**What is being asked**: Leave out every picture, then transcribe the rest of the listing exactly.

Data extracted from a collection
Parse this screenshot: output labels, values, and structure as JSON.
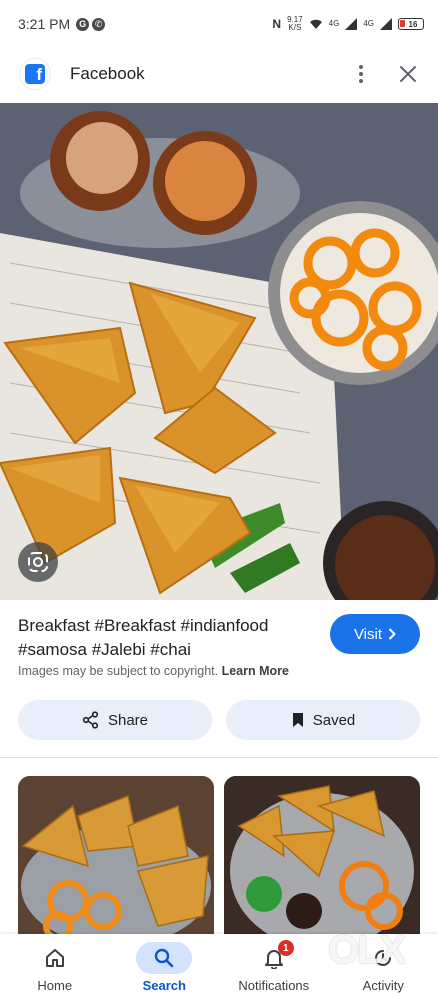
{
  "status_bar": {
    "time": "3:21 PM",
    "notif_icons": [
      "G",
      "W"
    ],
    "net_speed_top": "9.17",
    "net_speed_bottom": "K/S",
    "sim1_label": "Vo WiFi",
    "sim1_signal": "4G",
    "sim2_label": "Vo WiFi",
    "sim2_signal": "4G",
    "battery": "16"
  },
  "header": {
    "app_name": "Facebook",
    "logo_letter": "f"
  },
  "result": {
    "caption": "Breakfast #Breakfast #indianfood #samosa #Jalebi #chai",
    "visit_label": "Visit",
    "copyright_text": "Images may be subject to copyright.",
    "learn_more": "Learn More",
    "share_label": "Share",
    "saved_label": "Saved"
  },
  "bottom_nav": [
    {
      "label": "Home",
      "icon": "home-icon"
    },
    {
      "label": "Search",
      "icon": "search-icon",
      "active": true
    },
    {
      "label": "Notifications",
      "icon": "bell-icon",
      "badge": "1"
    },
    {
      "label": "Activity",
      "icon": "activity-icon"
    }
  ],
  "watermark": "OLX",
  "colors": {
    "accent": "#1a73e8",
    "pill_bg": "#e8effa",
    "facebook_blue": "#1877f2",
    "badge_red": "#d93025"
  }
}
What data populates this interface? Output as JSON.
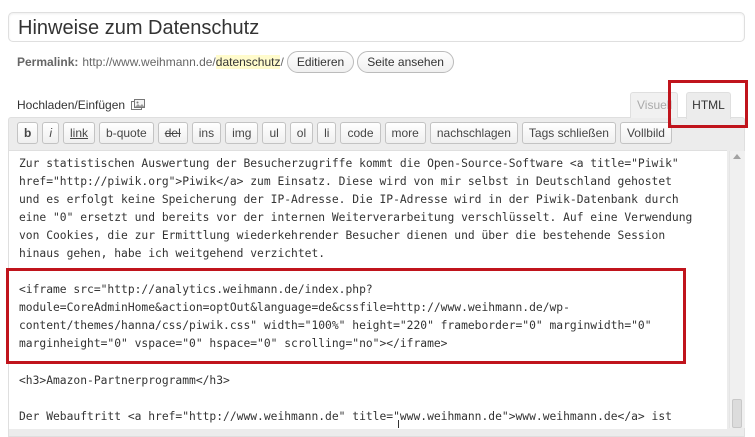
{
  "post": {
    "title": "Hinweise zum Datenschutz"
  },
  "permalink": {
    "label": "Permalink:",
    "base_url": "http://www.weihmann.de/",
    "slug": "datenschutz",
    "trailing": "/",
    "edit_label": "Editieren",
    "view_label": "Seite ansehen"
  },
  "upload": {
    "label": "Hochladen/Einfügen",
    "icon": "media-icon"
  },
  "tabs": {
    "visual": "Visuell",
    "html": "HTML"
  },
  "toolbar": {
    "buttons": [
      "b",
      "i",
      "link",
      "b-quote",
      "del",
      "ins",
      "img",
      "ul",
      "ol",
      "li",
      "code",
      "more",
      "nachschlagen",
      "Tags schließen",
      "Vollbild"
    ]
  },
  "editor": {
    "lines": [
      "Zur statistischen Auswertung der Besucherzugriffe kommt die Open-Source-Software <a title=\"Piwik\"",
      "href=\"http://piwik.org\">Piwik</a> zum Einsatz. Diese wird von mir selbst in Deutschland gehostet",
      "und es erfolgt keine Speicherung der IP-Adresse. Die IP-Adresse wird in der Piwik-Datenbank durch",
      "eine \"0\" ersetzt und bereits vor der internen Weiterverarbeitung verschlüsselt. Auf eine Verwendung",
      "von Cookies, die zur Ermittlung wiederkehrender Besucher dienen und über die bestehende Session",
      "hinaus gehen, habe ich weitgehend verzichtet.",
      "",
      "<iframe src=\"http://analytics.weihmann.de/index.php?",
      "module=CoreAdminHome&action=optOut&language=de&cssfile=http://www.weihmann.de/wp-",
      "content/themes/hanna/css/piwik.css\" width=\"100%\" height=\"220\" frameborder=\"0\" marginwidth=\"0\"",
      "marginheight=\"0\" vspace=\"0\" hspace=\"0\" scrolling=\"no\"></iframe>",
      "",
      "<h3>Amazon-Partnerprogramm</h3>",
      "",
      "Der Webauftritt <a href=\"http://www.weihmann.de\" title=\"www.weihmann.de\">www.weihmann.de</a> ist"
    ]
  },
  "colors": {
    "highlight": "#c0141c",
    "slug_background": "#fffbcc"
  }
}
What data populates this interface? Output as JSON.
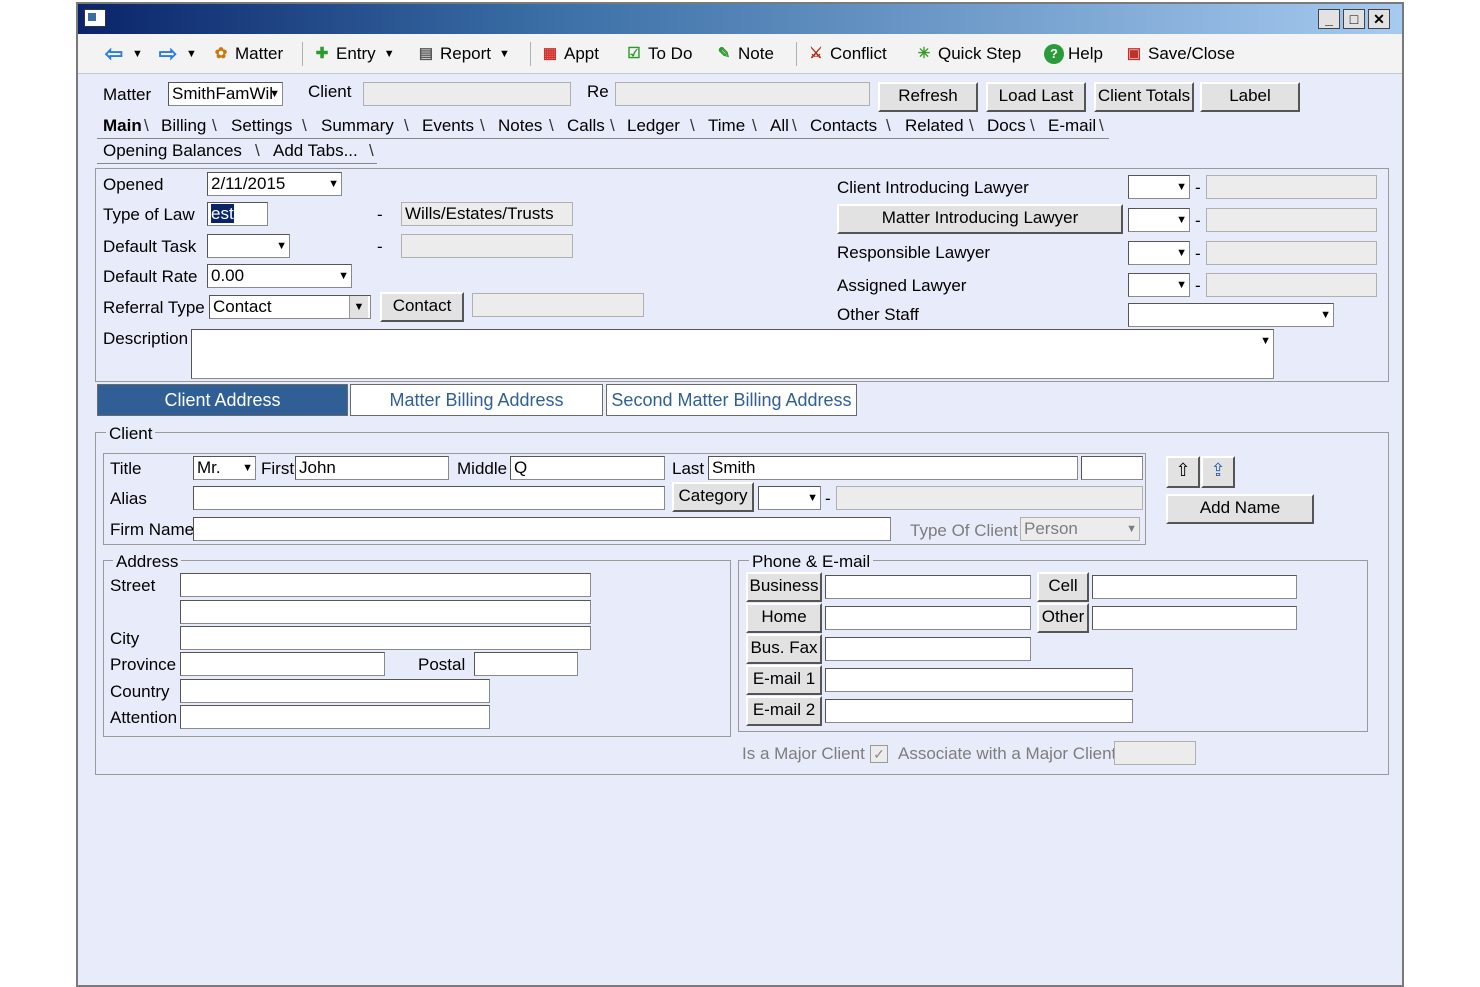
{
  "toolbar": {
    "matter": "Matter",
    "entry": "Entry",
    "report": "Report",
    "appt": "Appt",
    "todo": "To Do",
    "note": "Note",
    "conflict": "Conflict",
    "quickstep": "Quick Step",
    "help": "Help",
    "saveclose": "Save/Close"
  },
  "header": {
    "matter_label": "Matter",
    "matter_value": "SmithFamWil",
    "client_label": "Client",
    "client_value": "",
    "re_label": "Re",
    "re_value": "",
    "refresh": "Refresh",
    "load_last": "Load Last",
    "client_totals": "Client Totals",
    "label": "Label"
  },
  "tabs": [
    "Main",
    "Billing",
    "Settings",
    "Summary",
    "Events",
    "Notes",
    "Calls",
    "Ledger",
    "Time",
    "All",
    "Contacts",
    "Related",
    "Docs",
    "E-mail"
  ],
  "tabs2": [
    "Opening Balances",
    "Add Tabs..."
  ],
  "main": {
    "opened_label": "Opened",
    "opened_value": "2/11/2015",
    "type_of_law_label": "Type of Law",
    "type_of_law_code": "est",
    "type_of_law_desc": "Wills/Estates/Trusts",
    "default_task_label": "Default Task",
    "default_task_value": "",
    "default_task_desc": "",
    "default_rate_label": "Default Rate",
    "default_rate_value": "0.00",
    "referral_type_label": "Referral Type",
    "referral_type_value": "Contact",
    "contact_button": "Contact",
    "contact_value": "",
    "description_label": "Description",
    "description_value": "",
    "dash": "-",
    "client_introducing_lawyer": "Client Introducing Lawyer",
    "matter_introducing_lawyer": "Matter Introducing Lawyer",
    "responsible_lawyer": "Responsible Lawyer",
    "assigned_lawyer": "Assigned Lawyer",
    "other_staff": "Other Staff"
  },
  "address_tabs": {
    "client_address": "Client Address",
    "matter_billing_address": "Matter Billing Address",
    "second_matter_billing_address": "Second Matter Billing Address"
  },
  "client": {
    "group_title": "Client",
    "title_label": "Title",
    "title_value": "Mr.",
    "first_label": "First",
    "first_value": "John",
    "middle_label": "Middle",
    "middle_value": "Q",
    "last_label": "Last",
    "last_value": "Smith",
    "suffix_value": "",
    "alias_label": "Alias",
    "alias_value": "",
    "category_button": "Category",
    "category_value": "",
    "category_desc": "",
    "firm_name_label": "Firm Name",
    "firm_name_value": "",
    "type_of_client_label": "Type Of Client",
    "type_of_client_value": "Person",
    "add_name_button": "Add Name"
  },
  "address": {
    "group_title": "Address",
    "street_label": "Street",
    "street1": "",
    "street2": "",
    "city_label": "City",
    "city_value": "",
    "province_label": "Province",
    "province_value": "",
    "postal_label": "Postal",
    "postal_value": "",
    "country_label": "Country",
    "country_value": "",
    "attention_label": "Attention",
    "attention_value": ""
  },
  "phone": {
    "group_title": "Phone & E-mail",
    "business": "Business",
    "home": "Home",
    "bus_fax": "Bus. Fax",
    "email1": "E-mail 1",
    "email2": "E-mail 2",
    "cell": "Cell",
    "other": "Other"
  },
  "footer": {
    "is_major_client": "Is a Major Client",
    "associate": "Associate with a Major Client"
  },
  "colors": {
    "accent": "#2f5f95",
    "window_bg": "#e8ecfa"
  }
}
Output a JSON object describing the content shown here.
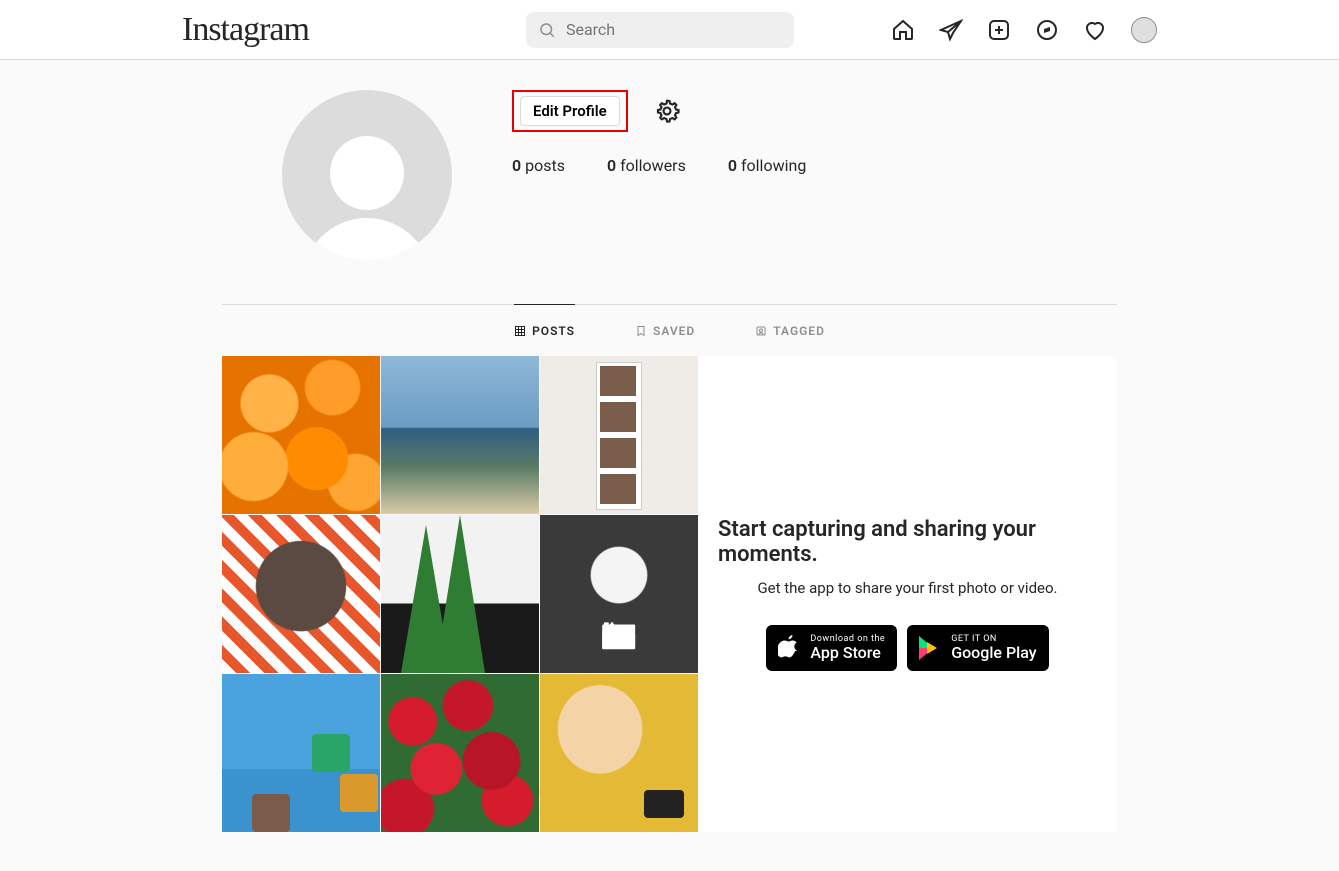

**Worked solution**:
Parse this screenshot: output labels, values, and structure as JSON.
{
  "status_bar": {
    "time": "3:21 PM",
    "notif_icons": [
      "G",
      "W"
    ],
    "net_speed_top": "9.17",
    "net_speed_bottom": "K/S",
    "sim1_label": "Vo WiFi",
    "sim1_signal": "4G",
    "sim2_label": "Vo WiFi",
    "sim2_signal": "4G",
    "battery": "16"
  },
  "header": {
    "app_name": "Facebook",
    "logo_letter": "f"
  },
  "result": {
    "caption": "Breakfast #Breakfast #indianfood #samosa #Jalebi #chai",
    "visit_label": "Visit",
    "copyright_text": "Images may be subject to copyright.",
    "learn_more": "Learn More",
    "share_label": "Share",
    "saved_label": "Saved"
  },
  "bottom_nav": [
    {
      "label": "Home",
      "icon": "home-icon"
    },
    {
      "label": "Search",
      "icon": "search-icon",
      "active": true
    },
    {
      "label": "Notifications",
      "icon": "bell-icon",
      "badge": "1"
    },
    {
      "label": "Activity",
      "icon": "activity-icon"
    }
  ],
  "watermark": "OLX",
  "colors": {
    "accent": "#1a73e8",
    "pill_bg": "#e8effa",
    "facebook_blue": "#1877f2",
    "badge_red": "#d93025"
  }
}
What data populates this interface? Output as JSON.
{
  "post": {
    "title": "Hinweise zum Datenschutz"
  },
  "permalink": {
    "label": "Permalink:",
    "base_url": "http://www.weihmann.de/",
    "slug": "datenschutz",
    "trailing": "/",
    "edit_label": "Editieren",
    "view_label": "Seite ansehen"
  },
  "upload": {
    "label": "Hochladen/Einfügen",
    "icon": "media-icon"
  },
  "tabs": {
    "visual": "Visuell",
    "html": "HTML"
  },
  "toolbar": {
    "buttons": [
      "b",
      "i",
      "link",
      "b-quote",
      "del",
      "ins",
      "img",
      "ul",
      "ol",
      "li",
      "code",
      "more",
      "nachschlagen",
      "Tags schließen",
      "Vollbild"
    ]
  },
  "editor": {
    "lines": [
      "Zur statistischen Auswertung der Besucherzugriffe kommt die Open-Source-Software <a title=\"Piwik\"",
      "href=\"http://piwik.org\">Piwik</a> zum Einsatz. Diese wird von mir selbst in Deutschland gehostet",
      "und es erfolgt keine Speicherung der IP-Adresse. Die IP-Adresse wird in der Piwik-Datenbank durch",
      "eine \"0\" ersetzt und bereits vor der internen Weiterverarbeitung verschlüsselt. Auf eine Verwendung",
      "von Cookies, die zur Ermittlung wiederkehrender Besucher dienen und über die bestehende Session",
      "hinaus gehen, habe ich weitgehend verzichtet.",
      "",
      "<iframe src=\"http://analytics.weihmann.de/index.php?",
      "module=CoreAdminHome&action=optOut&language=de&cssfile=http://www.weihmann.de/wp-",
      "content/themes/hanna/css/piwik.css\" width=\"100%\" height=\"220\" frameborder=\"0\" marginwidth=\"0\"",
      "marginheight=\"0\" vspace=\"0\" hspace=\"0\" scrolling=\"no\"></iframe>",
      "",
      "<h3>Amazon-Partnerprogramm</h3>",
      "",
      "Der Webauftritt <a href=\"http://www.weihmann.de\" title=\"www.weihmann.de\">www.weihmann.de</a> ist"
    ]
  },
  "colors": {
    "highlight": "#c0141c",
    "slug_background": "#fffbcc"
  }
}
What data populates this interface? Output as JSON.
{
  "toolbar": {
    "matter": "Matter",
    "entry": "Entry",
    "report": "Report",
    "appt": "Appt",
    "todo": "To Do",
    "note": "Note",
    "conflict": "Conflict",
    "quickstep": "Quick Step",
    "help": "Help",
    "saveclose": "Save/Close"
  },
  "header": {
    "matter_label": "Matter",
    "matter_value": "SmithFamWil",
    "client_label": "Client",
    "client_value": "",
    "re_label": "Re",
    "re_value": "",
    "refresh": "Refresh",
    "load_last": "Load Last",
    "client_totals": "Client Totals",
    "label": "Label"
  },
  "tabs": [
    "Main",
    "Billing",
    "Settings",
    "Summary",
    "Events",
    "Notes",
    "Calls",
    "Ledger",
    "Time",
    "All",
    "Contacts",
    "Related",
    "Docs",
    "E-mail"
  ],
  "tabs2": [
    "Opening Balances",
    "Add Tabs..."
  ],
  "main": {
    "opened_label": "Opened",
    "opened_value": "2/11/2015",
    "type_of_law_label": "Type of Law",
    "type_of_law_code": "est",
    "type_of_law_desc": "Wills/Estates/Trusts",
    "default_task_label": "Default Task",
    "default_task_value": "",
    "default_task_desc": "",
    "default_rate_label": "Default Rate",
    "default_rate_value": "0.00",
    "referral_type_label": "Referral Type",
    "referral_type_value": "Contact",
    "contact_button": "Contact",
    "contact_value": "",
    "description_label": "Description",
    "description_value": "",
    "dash": "-",
    "client_introducing_lawyer": "Client Introducing Lawyer",
    "matter_introducing_lawyer": "Matter Introducing Lawyer",
    "responsible_lawyer": "Responsible Lawyer",
    "assigned_lawyer": "Assigned Lawyer",
    "other_staff": "Other Staff"
  },
  "address_tabs": {
    "client_address": "Client Address",
    "matter_billing_address": "Matter Billing Address",
    "second_matter_billing_address": "Second Matter Billing Address"
  },
  "client": {
    "group_title": "Client",
    "title_label": "Title",
    "title_value": "Mr.",
    "first_label": "First",
    "first_value": "John",
    "middle_label": "Middle",
    "middle_value": "Q",
    "last_label": "Last",
    "last_value": "Smith",
    "suffix_value": "",
    "alias_label": "Alias",
    "alias_value": "",
    "category_button": "Category",
    "category_value": "",
    "category_desc": "",
    "firm_name_label": "Firm Name",
    "firm_name_value": "",
    "type_of_client_label": "Type Of Client",
    "type_of_client_value": "Person",
    "add_name_button": "Add Name"
  },
  "address": {
    "group_title": "Address",
    "street_label": "Street",
    "street1": "",
    "street2": "",
    "city_label": "City",
    "city_value": "",
    "province_label": "Province",
    "province_value": "",
    "postal_label": "Postal",
    "postal_value": "",
    "country_label": "Country",
    "country_value": "",
    "attention_label": "Attention",
    "attention_value": ""
  },
  "phone": {
    "group_title": "Phone & E-mail",
    "business": "Business",
    "home": "Home",
    "bus_fax": "Bus. Fax",
    "email1": "E-mail 1",
    "email2": "E-mail 2",
    "cell": "Cell",
    "other": "Other"
  },
  "footer": {
    "is_major_client": "Is a Major Client",
    "associate": "Associate with a Major Client"
  },
  "colors": {
    "accent": "#2f5f95",
    "window_bg": "#e8ecfa"
  }
}
Output a JSON object describing the content shown here.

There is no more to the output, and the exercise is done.